● PROBLEM REQUIREMENTS:
Copy out every record precisely.

+ + + + +

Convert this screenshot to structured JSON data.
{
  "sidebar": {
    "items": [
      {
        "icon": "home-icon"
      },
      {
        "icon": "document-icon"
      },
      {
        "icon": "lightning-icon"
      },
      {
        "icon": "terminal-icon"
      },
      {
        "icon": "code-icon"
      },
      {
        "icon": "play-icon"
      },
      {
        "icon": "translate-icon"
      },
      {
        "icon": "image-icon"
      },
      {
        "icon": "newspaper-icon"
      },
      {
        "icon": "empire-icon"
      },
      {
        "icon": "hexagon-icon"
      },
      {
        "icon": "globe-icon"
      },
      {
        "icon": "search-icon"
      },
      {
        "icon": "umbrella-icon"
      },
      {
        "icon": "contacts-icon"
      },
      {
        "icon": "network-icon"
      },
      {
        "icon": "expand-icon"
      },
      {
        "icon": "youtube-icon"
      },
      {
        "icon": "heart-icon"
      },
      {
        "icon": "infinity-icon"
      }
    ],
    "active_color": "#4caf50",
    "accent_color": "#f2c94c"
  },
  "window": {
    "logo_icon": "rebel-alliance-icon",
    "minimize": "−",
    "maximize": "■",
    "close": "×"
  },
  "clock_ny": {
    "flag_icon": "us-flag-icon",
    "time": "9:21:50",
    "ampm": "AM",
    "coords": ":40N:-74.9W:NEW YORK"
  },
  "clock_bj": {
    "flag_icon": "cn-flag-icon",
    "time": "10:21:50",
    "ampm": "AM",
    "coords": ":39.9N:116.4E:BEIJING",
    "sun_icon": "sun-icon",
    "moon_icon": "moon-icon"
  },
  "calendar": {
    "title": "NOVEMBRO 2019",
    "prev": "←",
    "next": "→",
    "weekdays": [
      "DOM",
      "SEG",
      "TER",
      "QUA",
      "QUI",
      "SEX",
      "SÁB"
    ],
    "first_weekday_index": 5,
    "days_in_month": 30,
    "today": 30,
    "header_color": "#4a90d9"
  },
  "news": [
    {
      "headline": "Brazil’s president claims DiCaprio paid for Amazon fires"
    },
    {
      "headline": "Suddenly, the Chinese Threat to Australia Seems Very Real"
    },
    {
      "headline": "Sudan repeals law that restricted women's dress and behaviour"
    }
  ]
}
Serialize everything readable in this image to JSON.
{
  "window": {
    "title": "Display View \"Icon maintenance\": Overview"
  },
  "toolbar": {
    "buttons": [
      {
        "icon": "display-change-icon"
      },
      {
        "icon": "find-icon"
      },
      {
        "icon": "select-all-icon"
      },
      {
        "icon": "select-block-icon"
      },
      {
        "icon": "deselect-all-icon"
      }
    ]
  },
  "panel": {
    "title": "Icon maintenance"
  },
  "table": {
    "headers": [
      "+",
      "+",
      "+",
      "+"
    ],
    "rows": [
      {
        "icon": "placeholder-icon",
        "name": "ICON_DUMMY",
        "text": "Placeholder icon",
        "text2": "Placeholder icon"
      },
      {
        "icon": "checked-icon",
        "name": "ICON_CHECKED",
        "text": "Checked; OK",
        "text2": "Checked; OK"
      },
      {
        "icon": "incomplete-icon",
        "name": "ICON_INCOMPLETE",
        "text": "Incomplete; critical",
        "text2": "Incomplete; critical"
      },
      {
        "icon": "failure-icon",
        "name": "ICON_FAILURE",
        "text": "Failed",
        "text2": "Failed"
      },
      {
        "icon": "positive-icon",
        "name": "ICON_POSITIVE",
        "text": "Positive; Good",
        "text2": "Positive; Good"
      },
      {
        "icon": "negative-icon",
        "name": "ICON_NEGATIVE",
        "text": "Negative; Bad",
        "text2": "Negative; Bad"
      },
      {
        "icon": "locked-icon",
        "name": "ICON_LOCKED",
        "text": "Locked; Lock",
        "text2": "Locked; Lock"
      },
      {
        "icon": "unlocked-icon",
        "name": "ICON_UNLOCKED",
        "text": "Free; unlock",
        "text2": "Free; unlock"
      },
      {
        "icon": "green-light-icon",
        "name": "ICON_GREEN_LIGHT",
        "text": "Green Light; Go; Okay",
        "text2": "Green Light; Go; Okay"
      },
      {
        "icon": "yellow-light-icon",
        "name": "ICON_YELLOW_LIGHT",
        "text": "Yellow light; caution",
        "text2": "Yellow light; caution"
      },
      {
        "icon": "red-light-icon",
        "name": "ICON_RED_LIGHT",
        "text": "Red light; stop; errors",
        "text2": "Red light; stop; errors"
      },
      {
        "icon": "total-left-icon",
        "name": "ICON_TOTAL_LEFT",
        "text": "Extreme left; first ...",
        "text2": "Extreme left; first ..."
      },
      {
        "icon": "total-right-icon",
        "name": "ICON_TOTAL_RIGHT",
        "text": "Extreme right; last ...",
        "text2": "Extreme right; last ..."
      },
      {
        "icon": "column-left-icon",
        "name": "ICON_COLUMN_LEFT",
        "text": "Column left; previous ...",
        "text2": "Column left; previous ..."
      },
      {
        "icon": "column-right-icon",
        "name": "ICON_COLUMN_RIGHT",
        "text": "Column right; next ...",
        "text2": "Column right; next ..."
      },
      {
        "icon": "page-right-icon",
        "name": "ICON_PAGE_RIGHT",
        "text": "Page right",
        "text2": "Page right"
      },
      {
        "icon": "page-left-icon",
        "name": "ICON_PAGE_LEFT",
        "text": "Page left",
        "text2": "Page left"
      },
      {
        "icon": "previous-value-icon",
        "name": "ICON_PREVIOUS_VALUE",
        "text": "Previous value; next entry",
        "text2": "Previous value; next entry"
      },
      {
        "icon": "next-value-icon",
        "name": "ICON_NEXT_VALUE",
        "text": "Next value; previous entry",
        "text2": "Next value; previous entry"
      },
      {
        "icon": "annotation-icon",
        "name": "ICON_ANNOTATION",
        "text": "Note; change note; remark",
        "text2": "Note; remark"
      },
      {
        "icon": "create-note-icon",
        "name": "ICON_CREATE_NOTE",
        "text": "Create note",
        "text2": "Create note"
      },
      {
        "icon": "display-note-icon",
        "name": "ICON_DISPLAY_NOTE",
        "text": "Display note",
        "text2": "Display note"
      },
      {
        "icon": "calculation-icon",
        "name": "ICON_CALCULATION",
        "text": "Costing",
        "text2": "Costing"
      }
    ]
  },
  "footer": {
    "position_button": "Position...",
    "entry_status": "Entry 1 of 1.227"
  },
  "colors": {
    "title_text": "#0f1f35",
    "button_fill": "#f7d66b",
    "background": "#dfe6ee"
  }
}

+ + + + +

● REPLY TO THE EXERCISE:
Convert this screenshot to structured JSON data.
{
  "sidebar": {
    "items": [
      {
        "icon": "home-icon"
      },
      {
        "icon": "document-icon"
      },
      {
        "icon": "lightning-icon"
      },
      {
        "icon": "terminal-icon"
      },
      {
        "icon": "code-icon"
      },
      {
        "icon": "play-icon"
      },
      {
        "icon": "translate-icon"
      },
      {
        "icon": "image-icon"
      },
      {
        "icon": "newspaper-icon"
      },
      {
        "icon": "empire-icon"
      },
      {
        "icon": "hexagon-icon"
      },
      {
        "icon": "globe-icon"
      },
      {
        "icon": "search-icon"
      },
      {
        "icon": "umbrella-icon"
      },
      {
        "icon": "contacts-icon"
      },
      {
        "icon": "network-icon"
      },
      {
        "icon": "expand-icon"
      },
      {
        "icon": "youtube-icon"
      },
      {
        "icon": "heart-icon"
      },
      {
        "icon": "infinity-icon"
      }
    ],
    "active_color": "#4caf50",
    "accent_color": "#f2c94c"
  },
  "window": {
    "logo_icon": "rebel-alliance-icon",
    "minimize": "−",
    "maximize": "■",
    "close": "×"
  },
  "clock_ny": {
    "flag_icon": "us-flag-icon",
    "time": "9:21:50",
    "ampm": "AM",
    "coords": ":40N:-74.9W:NEW YORK"
  },
  "clock_bj": {
    "flag_icon": "cn-flag-icon",
    "time": "10:21:50",
    "ampm": "AM",
    "coords": ":39.9N:116.4E:BEIJING",
    "sun_icon": "sun-icon",
    "moon_icon": "moon-icon"
  },
  "calendar": {
    "title": "NOVEMBRO 2019",
    "prev": "←",
    "next": "→",
    "weekdays": [
      "DOM",
      "SEG",
      "TER",
      "QUA",
      "QUI",
      "SEX",
      "SÁB"
    ],
    "first_weekday_index": 5,
    "days_in_month": 30,
    "today": 30,
    "header_color": "#4a90d9"
  },
  "news": [
    {
      "headline": "Brazil’s president claims DiCaprio paid for Amazon fires"
    },
    {
      "headline": "Suddenly, the Chinese Threat to Australia Seems Very Real"
    },
    {
      "headline": "Sudan repeals law that restricted women's dress and behaviour"
    }
  ]
}
Serialize everything readable in this image to JSON.
{
  "window": {
    "title": "Display View \"Icon maintenance\": Overview"
  },
  "toolbar": {
    "buttons": [
      {
        "icon": "display-change-icon"
      },
      {
        "icon": "find-icon"
      },
      {
        "icon": "select-all-icon"
      },
      {
        "icon": "select-block-icon"
      },
      {
        "icon": "deselect-all-icon"
      }
    ]
  },
  "panel": {
    "title": "Icon maintenance"
  },
  "table": {
    "headers": [
      "+",
      "+",
      "+",
      "+"
    ],
    "rows": [
      {
        "icon": "placeholder-icon",
        "name": "ICON_DUMMY",
        "text": "Placeholder icon",
        "text2": "Placeholder icon"
      },
      {
        "icon": "checked-icon",
        "name": "ICON_CHECKED",
        "text": "Checked; OK",
        "text2": "Checked; OK"
      },
      {
        "icon": "incomplete-icon",
        "name": "ICON_INCOMPLETE",
        "text": "Incomplete; critical",
        "text2": "Incomplete; critical"
      },
      {
        "icon": "failure-icon",
        "name": "ICON_FAILURE",
        "text": "Failed",
        "text2": "Failed"
      },
      {
        "icon": "positive-icon",
        "name": "ICON_POSITIVE",
        "text": "Positive; Good",
        "text2": "Positive; Good"
      },
      {
        "icon": "negative-icon",
        "name": "ICON_NEGATIVE",
        "text": "Negative; Bad",
        "text2": "Negative; Bad"
      },
      {
        "icon": "locked-icon",
        "name": "ICON_LOCKED",
        "text": "Locked; Lock",
        "text2": "Locked; Lock"
      },
      {
        "icon": "unlocked-icon",
        "name": "ICON_UNLOCKED",
        "text": "Free; unlock",
        "text2": "Free; unlock"
      },
      {
        "icon": "green-light-icon",
        "name": "ICON_GREEN_LIGHT",
        "text": "Green Light; Go; Okay",
        "text2": "Green Light; Go; Okay"
      },
      {
        "icon": "yellow-light-icon",
        "name": "ICON_YELLOW_LIGHT",
        "text": "Yellow light; caution",
        "text2": "Yellow light; caution"
      },
      {
        "icon": "red-light-icon",
        "name": "ICON_RED_LIGHT",
        "text": "Red light; stop; errors",
        "text2": "Red light; stop; errors"
      },
      {
        "icon": "total-left-icon",
        "name": "ICON_TOTAL_LEFT",
        "text": "Extreme left; first ...",
        "text2": "Extreme left; first ..."
      },
      {
        "icon": "total-right-icon",
        "name": "ICON_TOTAL_RIGHT",
        "text": "Extreme right; last ...",
        "text2": "Extreme right; last ..."
      },
      {
        "icon": "column-left-icon",
        "name": "ICON_COLUMN_LEFT",
        "text": "Column left; previous ...",
        "text2": "Column left; previous ..."
      },
      {
        "icon": "column-right-icon",
        "name": "ICON_COLUMN_RIGHT",
        "text": "Column right; next ...",
        "text2": "Column right; next ..."
      },
      {
        "icon": "page-right-icon",
        "name": "ICON_PAGE_RIGHT",
        "text": "Page right",
        "text2": "Page right"
      },
      {
        "icon": "page-left-icon",
        "name": "ICON_PAGE_LEFT",
        "text": "Page left",
        "text2": "Page left"
      },
      {
        "icon": "previous-value-icon",
        "name": "ICON_PREVIOUS_VALUE",
        "text": "Previous value; next entry",
        "text2": "Previous value; next entry"
      },
      {
        "icon": "next-value-icon",
        "name": "ICON_NEXT_VALUE",
        "text": "Next value; previous entry",
        "text2": "Next value; previous entry"
      },
      {
        "icon": "annotation-icon",
        "name": "ICON_ANNOTATION",
        "text": "Note; change note; remark",
        "text2": "Note; remark"
      },
      {
        "icon": "create-note-icon",
        "name": "ICON_CREATE_NOTE",
        "text": "Create note",
        "text2": "Create note"
      },
      {
        "icon": "display-note-icon",
        "name": "ICON_DISPLAY_NOTE",
        "text": "Display note",
        "text2": "Display note"
      },
      {
        "icon": "calculation-icon",
        "name": "ICON_CALCULATION",
        "text": "Costing",
        "text2": "Costing"
      }
    ]
  },
  "footer": {
    "position_button": "Position...",
    "entry_status": "Entry 1 of 1.227"
  },
  "colors": {
    "title_text": "#0f1f35",
    "button_fill": "#f7d66b",
    "background": "#dfe6ee"
  }
}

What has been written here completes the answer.